▸ Task to carry out: Lines that hold the word "ГОСТ" should be located and copied.

[Recorded data]

☆ ☆ ☆ ☆

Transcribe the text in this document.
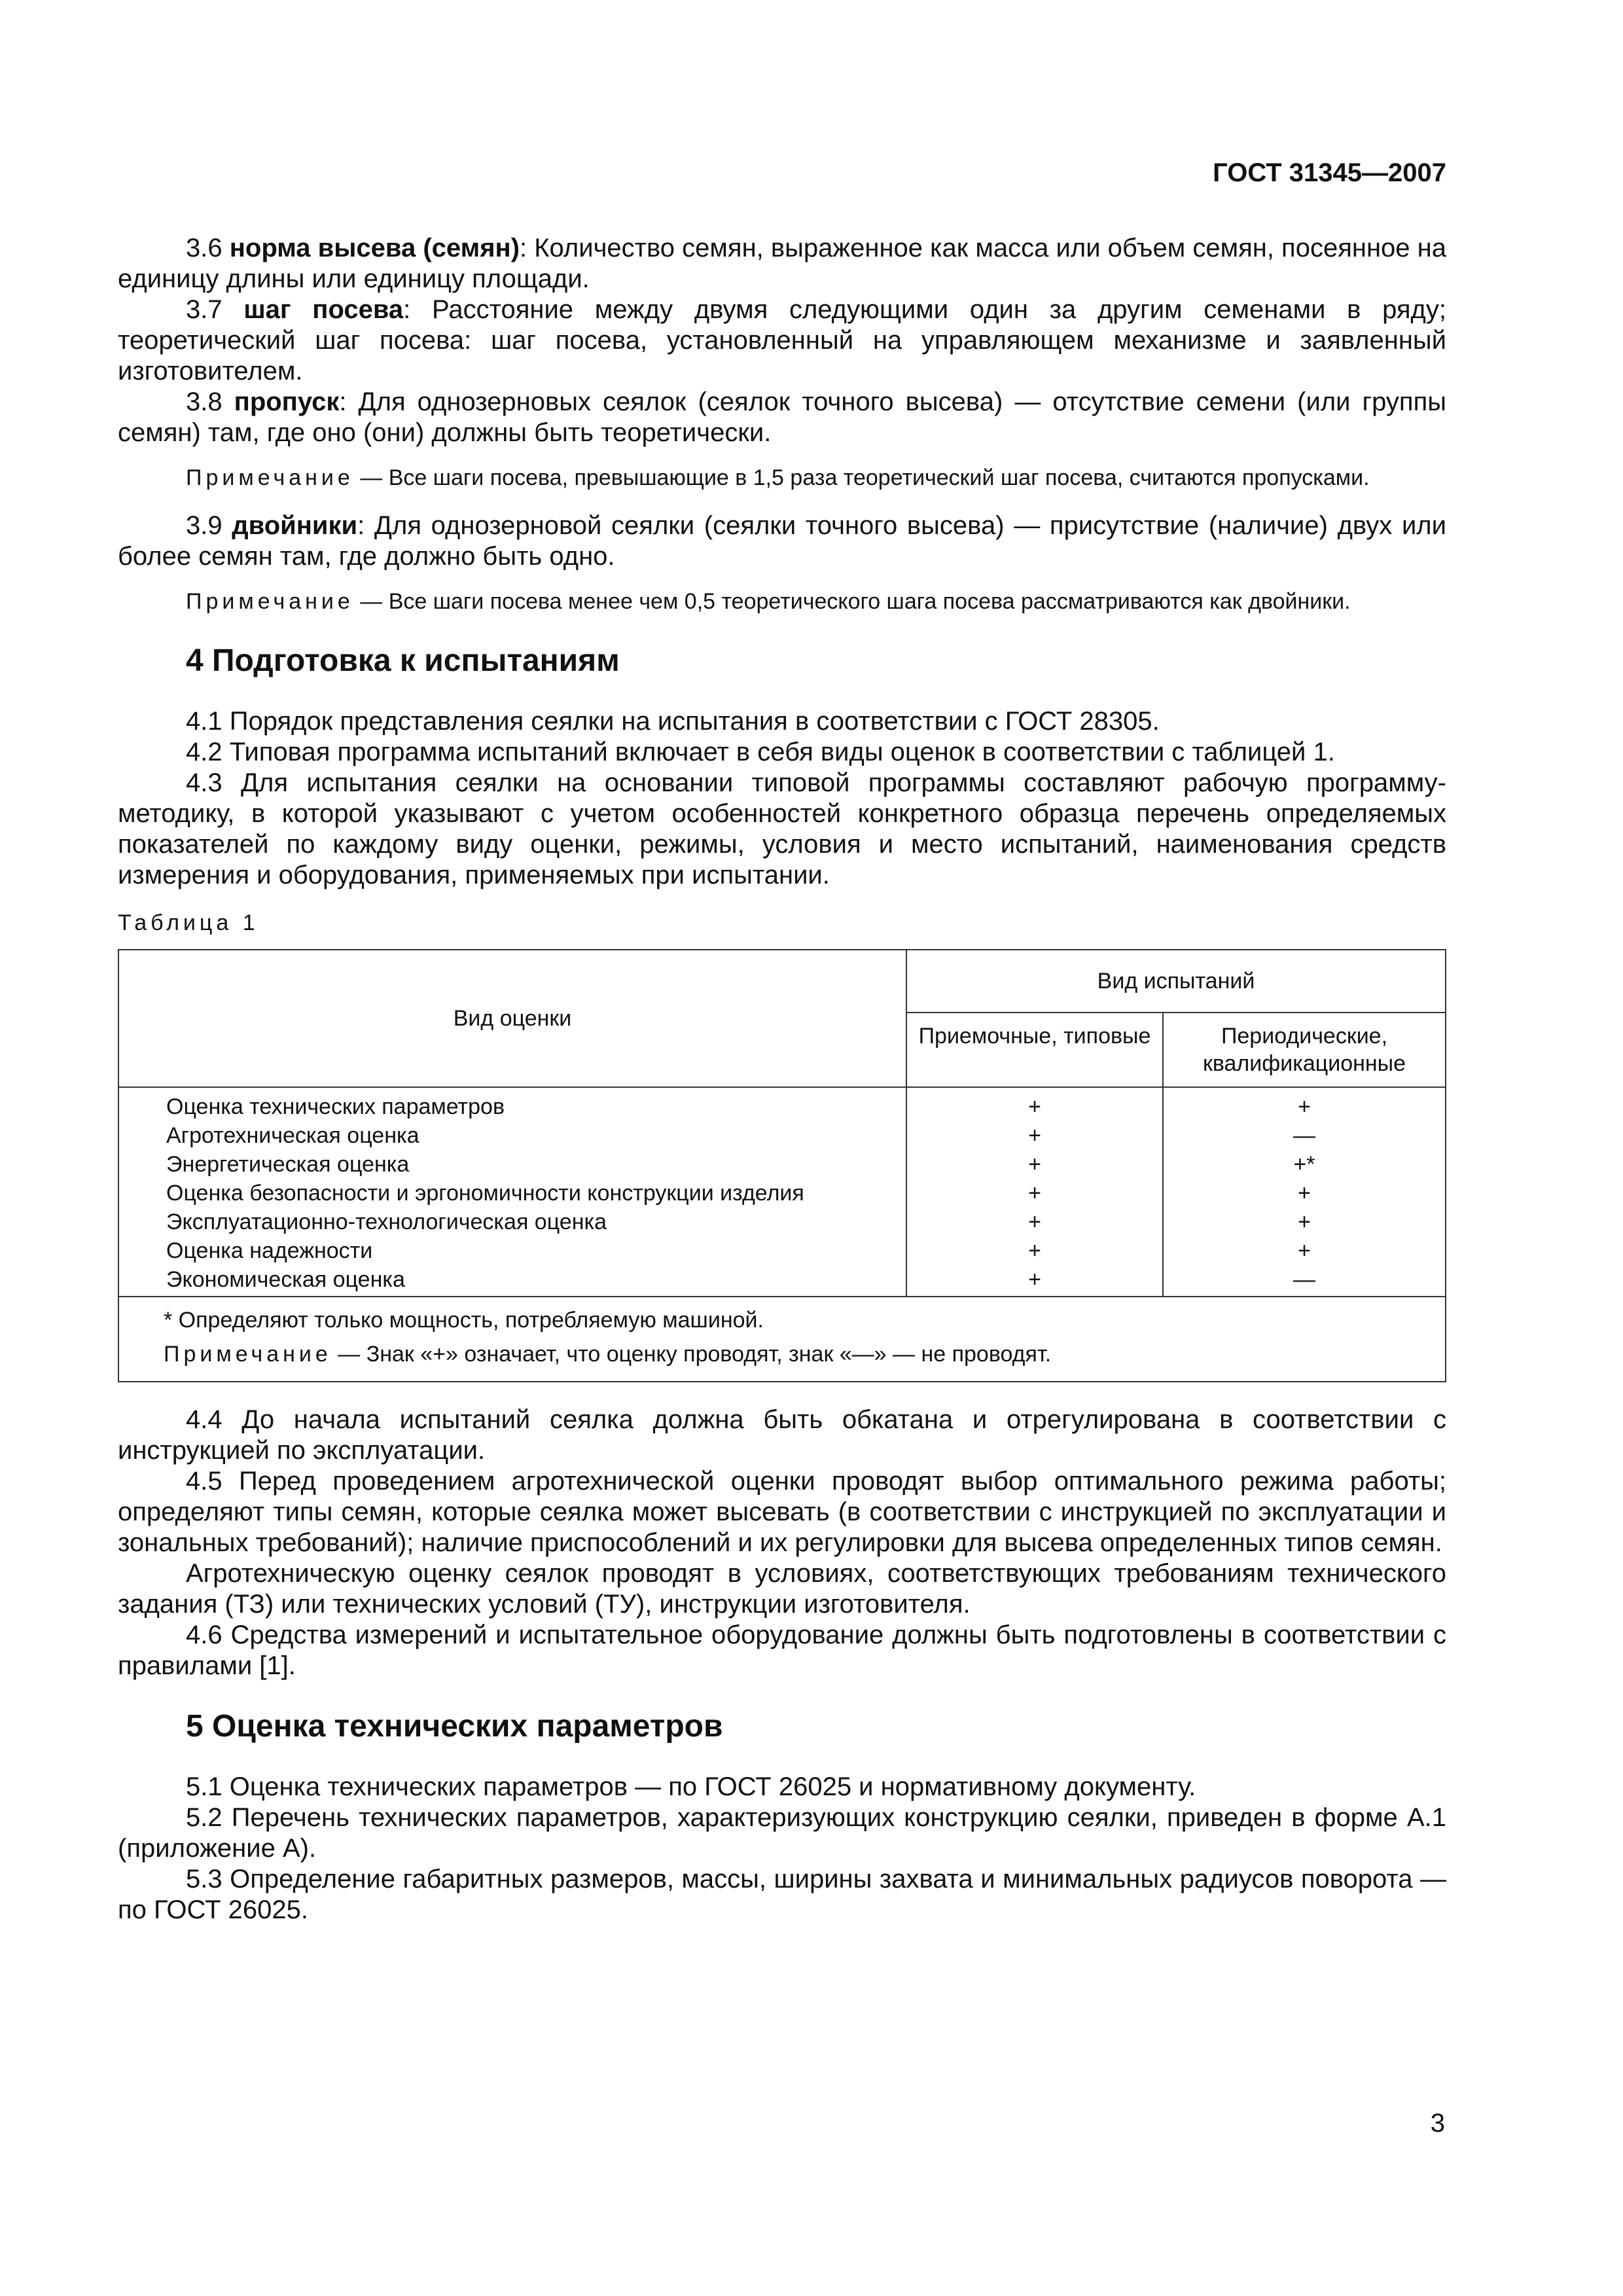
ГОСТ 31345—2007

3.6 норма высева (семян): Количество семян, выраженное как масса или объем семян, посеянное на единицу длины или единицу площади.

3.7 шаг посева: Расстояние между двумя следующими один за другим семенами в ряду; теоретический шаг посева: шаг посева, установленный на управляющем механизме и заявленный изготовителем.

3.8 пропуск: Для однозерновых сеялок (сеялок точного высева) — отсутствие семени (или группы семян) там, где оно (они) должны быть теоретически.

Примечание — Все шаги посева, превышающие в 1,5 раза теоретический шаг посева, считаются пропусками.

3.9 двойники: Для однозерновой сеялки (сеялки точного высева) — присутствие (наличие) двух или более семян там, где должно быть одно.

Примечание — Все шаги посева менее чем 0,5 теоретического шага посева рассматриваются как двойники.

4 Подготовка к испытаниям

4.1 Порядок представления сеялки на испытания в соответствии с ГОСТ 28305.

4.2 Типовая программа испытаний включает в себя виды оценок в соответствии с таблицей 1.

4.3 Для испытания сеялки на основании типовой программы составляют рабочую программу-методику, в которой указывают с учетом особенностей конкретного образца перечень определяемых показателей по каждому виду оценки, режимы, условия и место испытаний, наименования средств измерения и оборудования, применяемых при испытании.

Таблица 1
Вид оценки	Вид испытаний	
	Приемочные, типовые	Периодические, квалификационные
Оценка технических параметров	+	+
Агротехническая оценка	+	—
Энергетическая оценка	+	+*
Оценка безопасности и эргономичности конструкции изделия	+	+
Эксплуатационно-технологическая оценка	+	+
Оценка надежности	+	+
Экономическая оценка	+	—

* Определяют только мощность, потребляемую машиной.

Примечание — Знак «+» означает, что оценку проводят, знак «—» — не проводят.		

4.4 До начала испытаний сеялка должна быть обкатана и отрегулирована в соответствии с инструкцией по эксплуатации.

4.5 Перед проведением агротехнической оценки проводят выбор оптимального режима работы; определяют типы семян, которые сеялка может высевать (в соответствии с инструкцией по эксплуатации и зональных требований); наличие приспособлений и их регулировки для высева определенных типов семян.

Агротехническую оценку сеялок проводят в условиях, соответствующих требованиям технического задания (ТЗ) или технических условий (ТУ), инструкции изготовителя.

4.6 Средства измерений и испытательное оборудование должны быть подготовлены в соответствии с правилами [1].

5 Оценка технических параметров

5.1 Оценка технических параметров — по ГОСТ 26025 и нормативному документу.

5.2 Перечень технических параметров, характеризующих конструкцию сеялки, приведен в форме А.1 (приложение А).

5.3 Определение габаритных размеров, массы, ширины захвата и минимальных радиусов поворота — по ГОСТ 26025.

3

☆ ☆ ☆ ☆

▸ Solution to this problem:
ГОСТ 31345—2007
4.1 Порядок представления сеялки на испытания в соответствии с ГОСТ 28305.
5.1 Оценка технических параметров — по ГОСТ 26025 и нормативному документу.
5.3 Определение габаритных размеров, массы, ширины захвата и минимальных радиусов поворота — по ГОСТ 26025.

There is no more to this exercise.